Repeat the listing exactly as given, omitting every image.

────────────────────────────────────────

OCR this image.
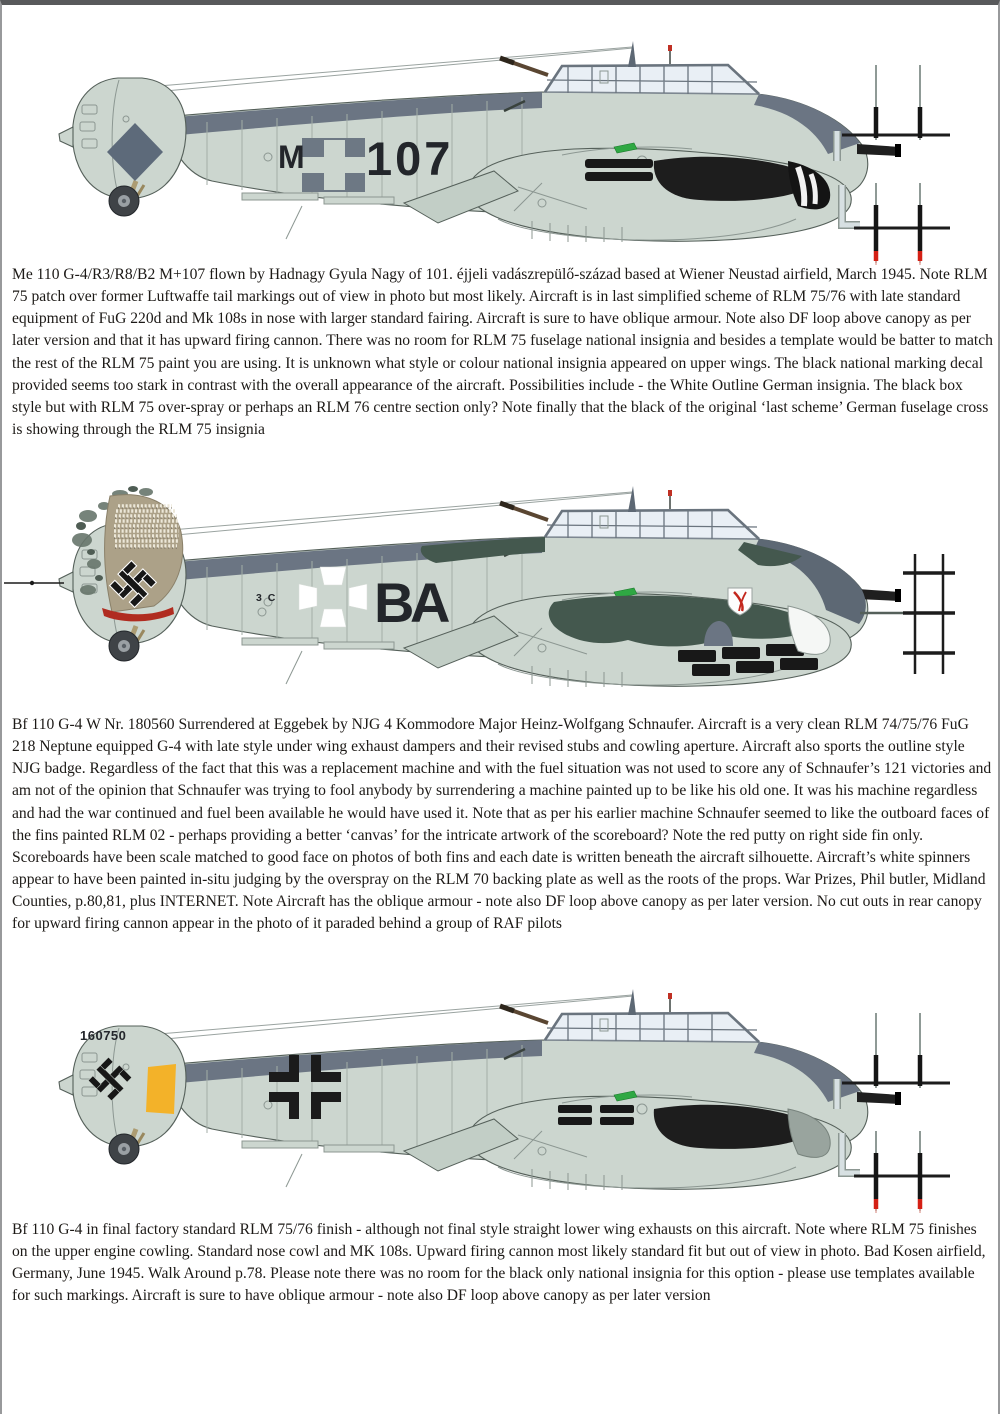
M 107

Me 110 G-4/R3/R8/B2 M+107 flown by Hadnagy Gyula Nagy of 101. éjjeli vadászrepülő-század based at Wiener Neustad airfield, March 1945. Note RLM 75 patch over former Luftwaffe tail markings out of view in photo but most likely. Aircraft is in last simplified scheme of RLM 75/76 with late standard equipment of FuG 220d and Mk 108s in nose with larger standard fairing. Aircraft is sure to have oblique armour. Note also DF loop above canopy as per later version and that it has upward firing cannon. There was no room for RLM 75 fuselage national insignia and besides a template would be batter to match the rest of the RLM 75 paint you are using. It is unknown what style or colour national insignia appeared on upper wings. The black national marking decal provided seems too stark in contrast with the overall appearance of the aircraft. Possibilities include - the White Outline German insignia. The black box style but with RLM 75 over-spray or perhaps an RLM 76 centre section only? Note finally that the black of the original ‘last scheme’ German fuselage cross is showing through the RLM 75 insignia

B
A
3 C

Bf 110 G-4 W Nr. 180560 Surrendered at Eggebek by NJG 4 Kommodore Major Heinz-Wolfgang Schnaufer. Aircraft is a very clean RLM 74/75/76 FuG 218 Neptune equipped G-4 with late style under wing exhaust dampers and their revised stubs and cowling aperture. Aircraft also sports the outline style NJG badge. Regardless of the fact that this was a replacement machine and with the fuel situation was not used to score any of Schnaufer’s 121 victories and am not of the opinion that Schnaufer was trying to fool anybody by surrendering a machine painted up to be like his old one. It was his machine regardless and had the war continued and fuel been available he would have used it. Note that as per his earlier machine Schnaufer seemed to like the outboard faces of the fins painted RLM 02 - perhaps providing a better ‘canvas’ for the intricate artwork of the scoreboard? Note the red putty on right side fin only. Scoreboards have been scale matched to good face on photos of both fins and each date is written beneath the aircraft silhouette. Aircraft’s white spinners appear to have been painted in-situ judging by the overspray on the RLM 70 backing plate as well as the roots of the props. War Prizes, Phil butler, Midland Counties, p.80,81, plus INTERNET. Note Aircraft has the oblique armour - note also DF loop above canopy as per later version. No cut outs in rear canopy for upward firing cannon appear in the photo of it paraded behind a group of RAF pilots

160750

Bf 110 G-4 in final factory standard RLM 75/76 finish - although not final style straight lower wing exhausts on this aircraft. Note where RLM 75 finishes on the upper engine cowling. Standard nose cowl and MK 108s. Upward firing cannon most likely standard fit but out of view in photo. Bad Kosen airfield, Germany, June 1945. Walk Around p.78. Please note there was no room for the black only national insignia for this option - please use templates available for such markings. Aircraft is sure to have oblique armour - note also DF loop above canopy as per later version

────────────────────────────────────────

Exercise output
OCR this image.
M 107

Me 110 G-4/R3/R8/B2 M+107 flown by Hadnagy Gyula Nagy of 101. éjjeli vadászrepülő-század based at Wiener Neustad airfield, March 1945. Note RLM 75 patch over former Luftwaffe tail markings out of view in photo but most likely. Aircraft is in last simplified scheme of RLM 75/76 with late standard equipment of FuG 220d and Mk 108s in nose with larger standard fairing. Aircraft is sure to have oblique armour. Note also DF loop above canopy as per later version and that it has upward firing cannon. There was no room for RLM 75 fuselage national insignia and besides a template would be batter to match the rest of the RLM 75 paint you are using. It is unknown what style or colour national insignia appeared on upper wings. The black national marking decal provided seems too stark in contrast with the overall appearance of the aircraft. Possibilities include - the White Outline German insignia. The black box style but with RLM 75 over-spray or perhaps an RLM 76 centre section only? Note finally that the black of the original ‘last scheme’ German fuselage cross is showing through the RLM 75 insignia

B
A
3 C

Bf 110 G-4 W Nr. 180560 Surrendered at Eggebek by NJG 4 Kommodore Major Heinz-Wolfgang Schnaufer. Aircraft is a very clean RLM 74/75/76 FuG 218 Neptune equipped G-4 with late style under wing exhaust dampers and their revised stubs and cowling aperture. Aircraft also sports the outline style NJG badge. Regardless of the fact that this was a replacement machine and with the fuel situation was not used to score any of Schnaufer’s 121 victories and am not of the opinion that Schnaufer was trying to fool anybody by surrendering a machine painted up to be like his old one. It was his machine regardless and had the war continued and fuel been available he would have used it. Note that as per his earlier machine Schnaufer seemed to like the outboard faces of the fins painted RLM 02 - perhaps providing a better ‘canvas’ for the intricate artwork of the scoreboard? Note the red putty on right side fin only. Scoreboards have been scale matched to good face on photos of both fins and each date is written beneath the aircraft silhouette. Aircraft’s white spinners appear to have been painted in-situ judging by the overspray on the RLM 70 backing plate as well as the roots of the props. War Prizes, Phil butler, Midland Counties, p.80,81, plus INTERNET. Note Aircraft has the oblique armour - note also DF loop above canopy as per later version. No cut outs in rear canopy for upward firing cannon appear in the photo of it paraded behind a group of RAF pilots

160750

Bf 110 G-4 in final factory standard RLM 75/76 finish - although not final style straight lower wing exhausts on this aircraft. Note where RLM 75 finishes on the upper engine cowling. Standard nose cowl and MK 108s. Upward firing cannon most likely standard fit but out of view in photo. Bad Kosen airfield, Germany, June 1945. Walk Around p.78. Please note there was no room for the black only national insignia for this option - please use templates available for such markings. Aircraft is sure to have oblique armour - note also DF loop above canopy as per later version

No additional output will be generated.